— Start —

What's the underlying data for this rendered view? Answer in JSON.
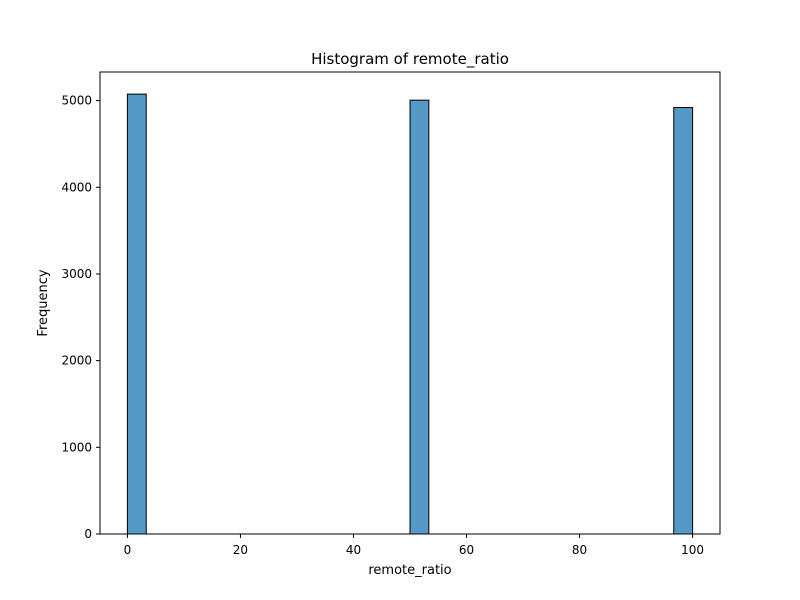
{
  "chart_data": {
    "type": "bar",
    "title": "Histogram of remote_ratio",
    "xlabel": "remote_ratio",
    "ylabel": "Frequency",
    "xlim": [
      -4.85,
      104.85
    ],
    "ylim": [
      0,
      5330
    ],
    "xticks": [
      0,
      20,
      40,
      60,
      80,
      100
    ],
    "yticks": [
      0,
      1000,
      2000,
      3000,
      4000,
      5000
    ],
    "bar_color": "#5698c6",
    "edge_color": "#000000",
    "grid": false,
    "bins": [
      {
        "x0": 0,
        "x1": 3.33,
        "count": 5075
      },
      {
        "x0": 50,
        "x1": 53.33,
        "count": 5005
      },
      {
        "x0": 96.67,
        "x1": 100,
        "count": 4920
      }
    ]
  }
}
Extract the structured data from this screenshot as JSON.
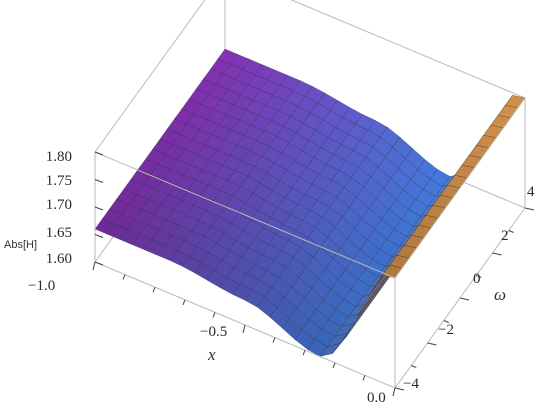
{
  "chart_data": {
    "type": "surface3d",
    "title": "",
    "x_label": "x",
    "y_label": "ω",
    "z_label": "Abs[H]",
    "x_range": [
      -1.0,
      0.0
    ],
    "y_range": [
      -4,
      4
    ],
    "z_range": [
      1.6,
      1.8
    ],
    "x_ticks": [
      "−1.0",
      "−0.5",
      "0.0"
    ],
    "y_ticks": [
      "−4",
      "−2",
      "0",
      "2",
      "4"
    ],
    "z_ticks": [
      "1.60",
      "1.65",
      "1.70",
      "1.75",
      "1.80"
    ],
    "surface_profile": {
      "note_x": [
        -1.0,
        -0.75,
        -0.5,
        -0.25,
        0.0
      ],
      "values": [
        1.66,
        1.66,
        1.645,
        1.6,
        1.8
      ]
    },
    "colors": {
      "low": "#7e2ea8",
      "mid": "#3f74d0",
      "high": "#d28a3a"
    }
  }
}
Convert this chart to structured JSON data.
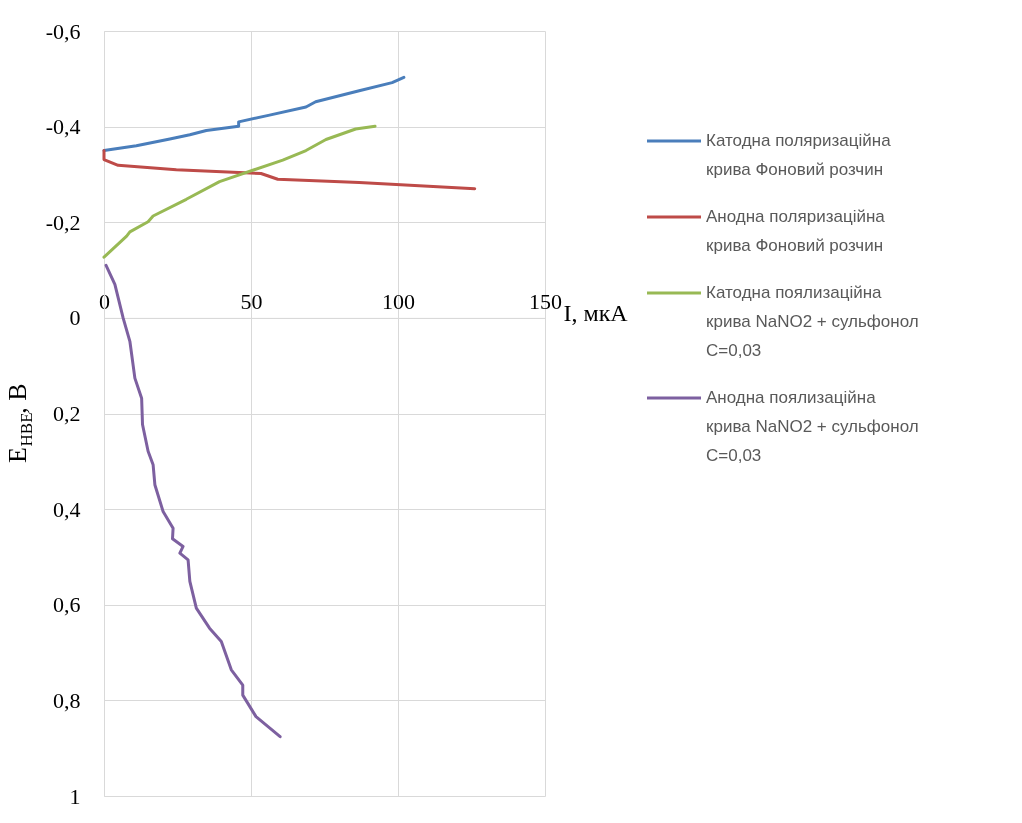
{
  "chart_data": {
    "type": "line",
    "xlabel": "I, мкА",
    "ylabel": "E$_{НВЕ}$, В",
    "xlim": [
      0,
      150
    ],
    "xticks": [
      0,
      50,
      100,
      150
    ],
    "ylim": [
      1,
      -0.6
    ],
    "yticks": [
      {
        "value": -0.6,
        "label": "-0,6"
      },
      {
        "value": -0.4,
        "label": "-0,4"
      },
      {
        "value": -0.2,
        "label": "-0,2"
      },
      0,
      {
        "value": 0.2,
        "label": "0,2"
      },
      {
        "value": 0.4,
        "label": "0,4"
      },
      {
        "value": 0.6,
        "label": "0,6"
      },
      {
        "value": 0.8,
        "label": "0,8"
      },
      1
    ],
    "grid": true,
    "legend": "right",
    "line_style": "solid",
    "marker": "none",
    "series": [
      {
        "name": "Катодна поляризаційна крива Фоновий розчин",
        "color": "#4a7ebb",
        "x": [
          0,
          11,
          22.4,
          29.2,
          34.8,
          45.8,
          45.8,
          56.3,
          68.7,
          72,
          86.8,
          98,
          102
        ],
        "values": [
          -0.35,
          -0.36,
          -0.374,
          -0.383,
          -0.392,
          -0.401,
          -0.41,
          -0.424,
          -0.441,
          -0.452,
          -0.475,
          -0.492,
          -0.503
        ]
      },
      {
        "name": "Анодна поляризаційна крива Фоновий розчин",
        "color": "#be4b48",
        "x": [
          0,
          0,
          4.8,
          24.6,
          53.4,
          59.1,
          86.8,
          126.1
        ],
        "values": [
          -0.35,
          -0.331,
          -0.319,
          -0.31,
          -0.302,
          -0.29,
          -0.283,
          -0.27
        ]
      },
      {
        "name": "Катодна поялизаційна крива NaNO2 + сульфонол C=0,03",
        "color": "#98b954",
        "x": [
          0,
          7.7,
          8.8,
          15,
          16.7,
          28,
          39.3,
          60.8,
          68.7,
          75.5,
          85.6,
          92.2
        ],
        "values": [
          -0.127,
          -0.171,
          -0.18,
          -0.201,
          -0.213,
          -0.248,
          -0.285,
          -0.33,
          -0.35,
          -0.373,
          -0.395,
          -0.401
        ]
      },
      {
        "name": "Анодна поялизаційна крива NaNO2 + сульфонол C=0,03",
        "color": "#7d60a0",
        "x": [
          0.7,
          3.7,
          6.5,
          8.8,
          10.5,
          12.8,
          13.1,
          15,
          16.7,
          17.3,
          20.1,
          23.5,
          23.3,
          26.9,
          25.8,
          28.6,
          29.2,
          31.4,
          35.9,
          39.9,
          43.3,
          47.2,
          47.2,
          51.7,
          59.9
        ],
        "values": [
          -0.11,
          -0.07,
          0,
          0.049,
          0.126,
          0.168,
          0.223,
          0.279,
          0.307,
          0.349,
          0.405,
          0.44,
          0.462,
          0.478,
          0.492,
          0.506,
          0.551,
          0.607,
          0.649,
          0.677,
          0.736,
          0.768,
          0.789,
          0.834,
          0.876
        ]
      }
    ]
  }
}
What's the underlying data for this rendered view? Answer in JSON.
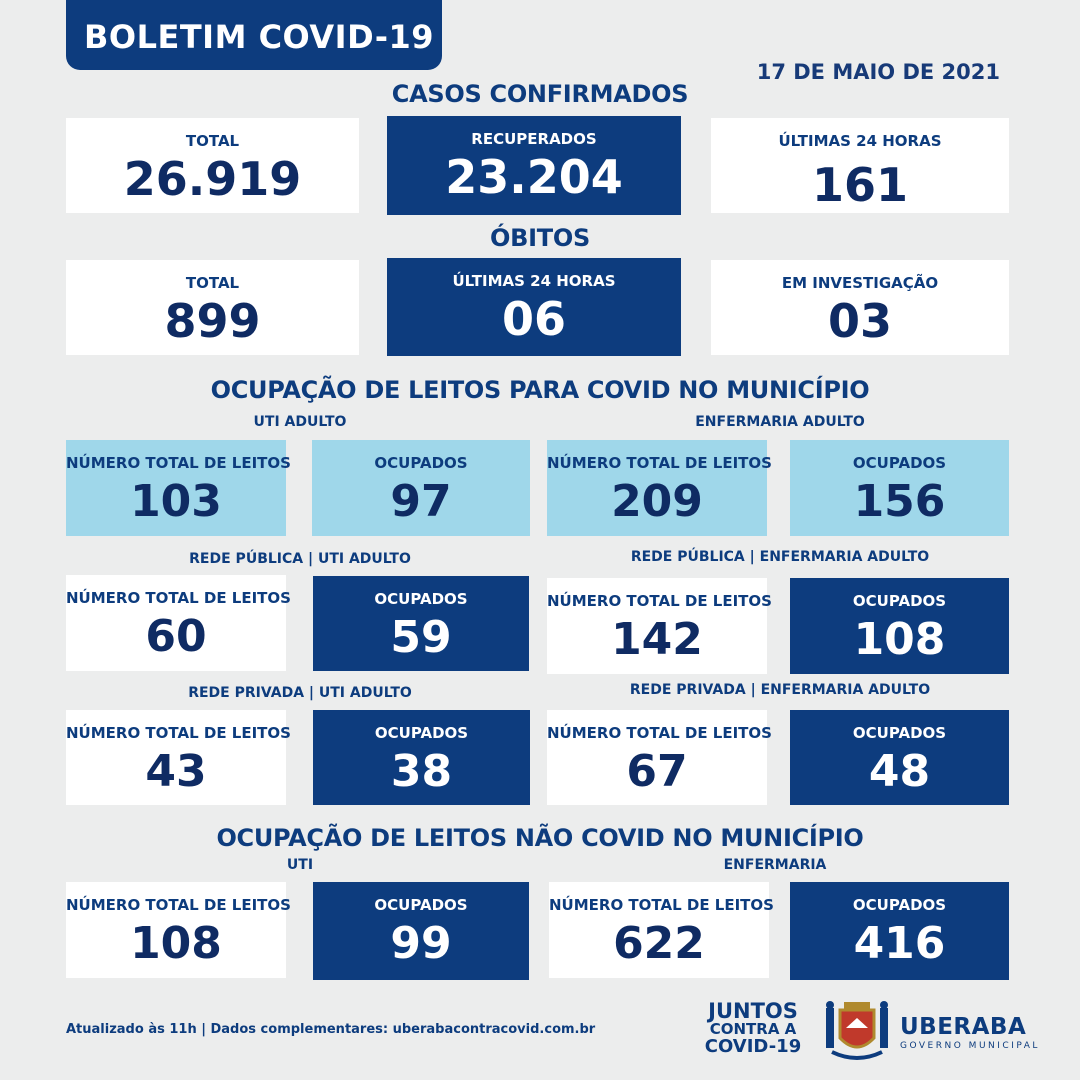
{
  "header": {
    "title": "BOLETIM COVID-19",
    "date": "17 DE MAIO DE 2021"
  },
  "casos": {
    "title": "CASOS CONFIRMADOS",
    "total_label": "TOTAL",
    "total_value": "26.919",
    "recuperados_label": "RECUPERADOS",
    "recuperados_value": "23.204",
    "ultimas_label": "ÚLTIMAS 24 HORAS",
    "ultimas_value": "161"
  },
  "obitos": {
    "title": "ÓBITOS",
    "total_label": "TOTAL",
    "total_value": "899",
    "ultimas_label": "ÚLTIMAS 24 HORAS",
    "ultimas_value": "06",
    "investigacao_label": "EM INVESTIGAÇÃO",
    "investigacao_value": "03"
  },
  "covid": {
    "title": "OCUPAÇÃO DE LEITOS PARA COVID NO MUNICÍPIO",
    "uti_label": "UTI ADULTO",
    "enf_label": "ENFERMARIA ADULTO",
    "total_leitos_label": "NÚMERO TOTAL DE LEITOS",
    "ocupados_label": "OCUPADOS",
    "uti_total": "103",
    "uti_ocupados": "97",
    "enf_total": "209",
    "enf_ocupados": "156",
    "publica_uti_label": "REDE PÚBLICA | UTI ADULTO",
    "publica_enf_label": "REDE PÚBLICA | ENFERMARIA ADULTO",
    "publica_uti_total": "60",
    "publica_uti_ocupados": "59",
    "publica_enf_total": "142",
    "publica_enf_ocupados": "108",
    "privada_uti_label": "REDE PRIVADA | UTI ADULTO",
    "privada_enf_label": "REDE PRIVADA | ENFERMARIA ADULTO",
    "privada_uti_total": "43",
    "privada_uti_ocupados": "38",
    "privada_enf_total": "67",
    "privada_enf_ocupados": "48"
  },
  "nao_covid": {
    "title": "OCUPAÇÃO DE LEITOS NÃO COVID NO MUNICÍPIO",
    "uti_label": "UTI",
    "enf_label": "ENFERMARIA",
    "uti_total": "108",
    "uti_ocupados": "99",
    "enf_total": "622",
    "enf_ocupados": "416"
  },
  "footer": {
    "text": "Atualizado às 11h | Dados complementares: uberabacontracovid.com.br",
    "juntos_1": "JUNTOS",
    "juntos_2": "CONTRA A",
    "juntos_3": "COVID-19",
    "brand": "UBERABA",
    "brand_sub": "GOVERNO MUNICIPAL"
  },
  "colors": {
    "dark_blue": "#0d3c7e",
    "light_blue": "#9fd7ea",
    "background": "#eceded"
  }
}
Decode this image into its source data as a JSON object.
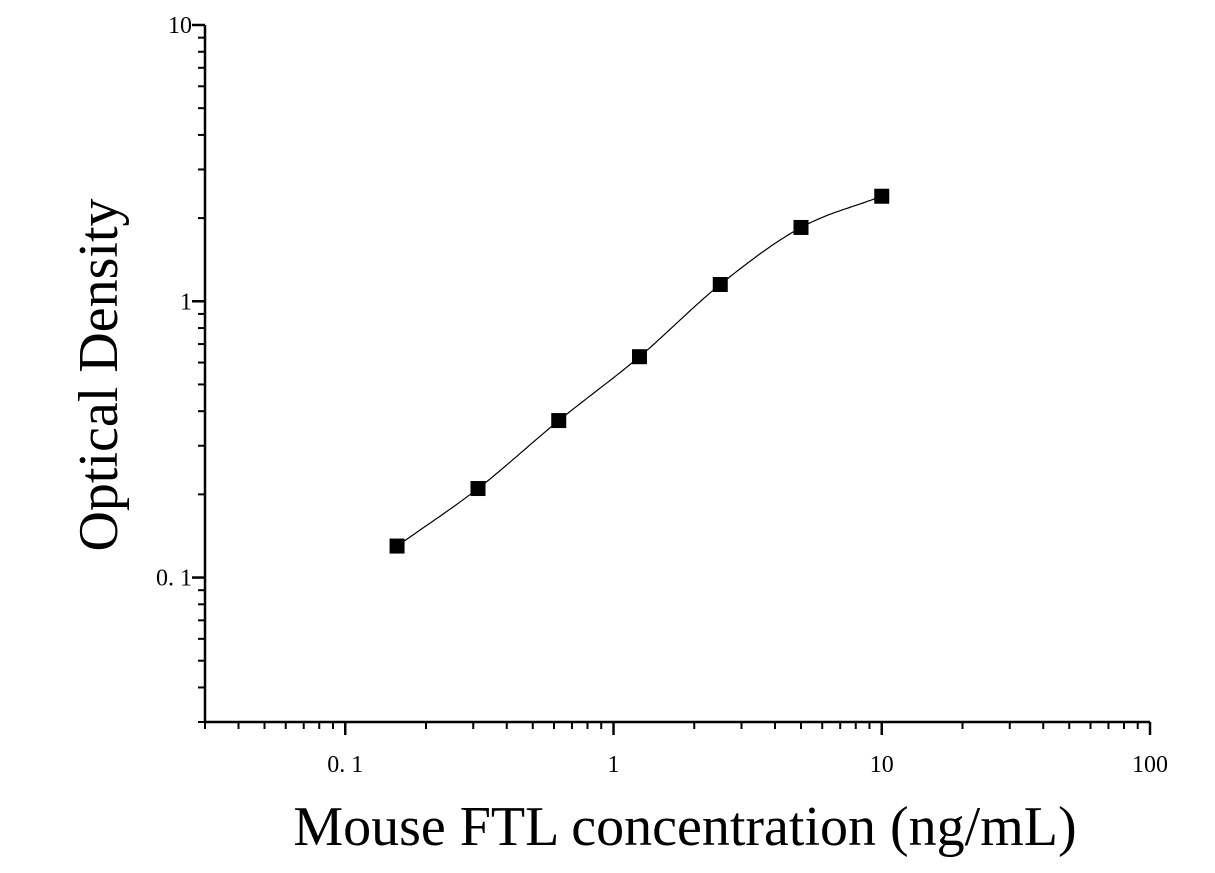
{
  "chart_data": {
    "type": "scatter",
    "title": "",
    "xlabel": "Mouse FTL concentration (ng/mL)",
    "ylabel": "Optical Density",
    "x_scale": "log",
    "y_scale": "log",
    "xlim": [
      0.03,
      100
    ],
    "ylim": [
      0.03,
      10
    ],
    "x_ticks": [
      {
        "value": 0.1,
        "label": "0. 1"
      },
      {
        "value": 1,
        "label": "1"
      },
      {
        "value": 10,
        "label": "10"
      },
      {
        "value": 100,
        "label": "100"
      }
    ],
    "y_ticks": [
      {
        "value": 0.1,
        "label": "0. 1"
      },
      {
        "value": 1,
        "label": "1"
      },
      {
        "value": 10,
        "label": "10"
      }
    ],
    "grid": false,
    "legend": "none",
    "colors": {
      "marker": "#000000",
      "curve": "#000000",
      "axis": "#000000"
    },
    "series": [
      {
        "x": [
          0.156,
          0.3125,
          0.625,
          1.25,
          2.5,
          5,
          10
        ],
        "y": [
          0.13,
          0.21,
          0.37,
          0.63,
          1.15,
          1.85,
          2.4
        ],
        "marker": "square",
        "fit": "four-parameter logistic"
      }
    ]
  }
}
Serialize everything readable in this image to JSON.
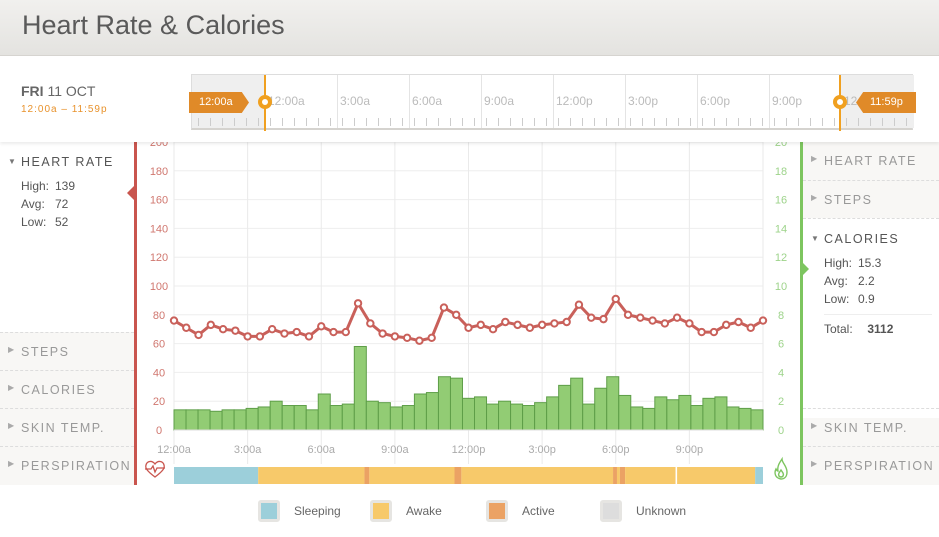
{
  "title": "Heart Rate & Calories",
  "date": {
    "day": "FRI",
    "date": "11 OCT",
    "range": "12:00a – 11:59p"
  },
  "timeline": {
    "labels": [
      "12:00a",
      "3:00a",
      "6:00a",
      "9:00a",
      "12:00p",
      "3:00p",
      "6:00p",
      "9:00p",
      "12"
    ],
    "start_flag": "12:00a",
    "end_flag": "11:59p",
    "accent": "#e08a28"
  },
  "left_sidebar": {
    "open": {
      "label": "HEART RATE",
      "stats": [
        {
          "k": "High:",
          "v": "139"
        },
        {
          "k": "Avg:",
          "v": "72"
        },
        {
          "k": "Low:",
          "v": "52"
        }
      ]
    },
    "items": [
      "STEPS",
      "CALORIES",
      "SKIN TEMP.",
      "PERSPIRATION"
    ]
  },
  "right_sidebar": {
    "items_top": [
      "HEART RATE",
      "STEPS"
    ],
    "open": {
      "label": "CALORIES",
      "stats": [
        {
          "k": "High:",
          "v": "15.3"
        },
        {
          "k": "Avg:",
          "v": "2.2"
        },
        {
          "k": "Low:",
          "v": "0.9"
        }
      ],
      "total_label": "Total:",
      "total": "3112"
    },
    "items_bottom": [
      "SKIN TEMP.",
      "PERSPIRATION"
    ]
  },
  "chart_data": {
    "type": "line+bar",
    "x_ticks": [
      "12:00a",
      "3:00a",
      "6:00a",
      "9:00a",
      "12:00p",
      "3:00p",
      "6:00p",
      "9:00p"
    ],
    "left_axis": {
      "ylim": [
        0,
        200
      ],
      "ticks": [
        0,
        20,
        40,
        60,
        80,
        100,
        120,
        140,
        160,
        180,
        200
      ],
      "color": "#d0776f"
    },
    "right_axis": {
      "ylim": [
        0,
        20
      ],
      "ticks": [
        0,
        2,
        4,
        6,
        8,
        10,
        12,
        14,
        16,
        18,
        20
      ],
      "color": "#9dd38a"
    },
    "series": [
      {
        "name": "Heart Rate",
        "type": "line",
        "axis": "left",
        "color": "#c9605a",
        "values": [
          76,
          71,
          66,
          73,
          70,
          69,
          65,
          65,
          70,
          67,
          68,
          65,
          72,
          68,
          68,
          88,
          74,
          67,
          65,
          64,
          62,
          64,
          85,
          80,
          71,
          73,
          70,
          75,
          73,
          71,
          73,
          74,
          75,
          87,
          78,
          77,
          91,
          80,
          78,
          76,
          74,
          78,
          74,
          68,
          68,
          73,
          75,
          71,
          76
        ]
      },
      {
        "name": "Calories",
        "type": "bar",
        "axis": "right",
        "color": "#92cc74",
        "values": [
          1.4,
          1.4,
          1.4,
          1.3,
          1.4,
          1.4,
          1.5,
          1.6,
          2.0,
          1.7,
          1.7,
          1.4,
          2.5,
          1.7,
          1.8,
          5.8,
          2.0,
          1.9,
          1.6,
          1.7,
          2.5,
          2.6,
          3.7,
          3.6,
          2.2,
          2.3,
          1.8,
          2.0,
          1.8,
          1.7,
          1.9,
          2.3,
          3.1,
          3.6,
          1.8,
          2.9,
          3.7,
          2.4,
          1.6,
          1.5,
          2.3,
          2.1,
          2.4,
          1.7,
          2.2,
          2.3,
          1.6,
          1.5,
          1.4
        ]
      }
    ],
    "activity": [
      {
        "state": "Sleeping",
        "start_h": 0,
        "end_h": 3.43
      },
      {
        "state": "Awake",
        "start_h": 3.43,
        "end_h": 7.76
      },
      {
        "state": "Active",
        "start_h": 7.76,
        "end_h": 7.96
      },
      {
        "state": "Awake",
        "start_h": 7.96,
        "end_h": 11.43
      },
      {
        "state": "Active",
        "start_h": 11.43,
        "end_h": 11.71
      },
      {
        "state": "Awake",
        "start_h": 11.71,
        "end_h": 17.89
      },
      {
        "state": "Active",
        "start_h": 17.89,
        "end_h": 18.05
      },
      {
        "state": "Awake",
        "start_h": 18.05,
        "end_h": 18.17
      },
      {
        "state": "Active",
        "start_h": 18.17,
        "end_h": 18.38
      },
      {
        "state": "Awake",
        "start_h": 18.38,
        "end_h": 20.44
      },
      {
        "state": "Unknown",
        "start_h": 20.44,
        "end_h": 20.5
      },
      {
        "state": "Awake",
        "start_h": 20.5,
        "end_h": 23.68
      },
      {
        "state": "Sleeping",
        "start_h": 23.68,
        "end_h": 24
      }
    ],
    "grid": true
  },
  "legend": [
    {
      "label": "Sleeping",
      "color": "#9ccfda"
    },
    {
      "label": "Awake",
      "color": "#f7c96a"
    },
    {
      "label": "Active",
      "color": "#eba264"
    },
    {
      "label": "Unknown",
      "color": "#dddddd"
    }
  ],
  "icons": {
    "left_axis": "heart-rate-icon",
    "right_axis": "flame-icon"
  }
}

— End —

Pick out each line that holds the string "крива".

Task solution:
        "name": "Катодна поляризаційна крива Фоновий розчин",
        "name": "Анодна поляризаційна крива Фоновий розчин",
        "name": "Катодна поялизаційна крива NaNO2 + сульфонол C=0,03",
        "name": "Анодна поялизаційна крива NaNO2 + сульфонол C=0,03",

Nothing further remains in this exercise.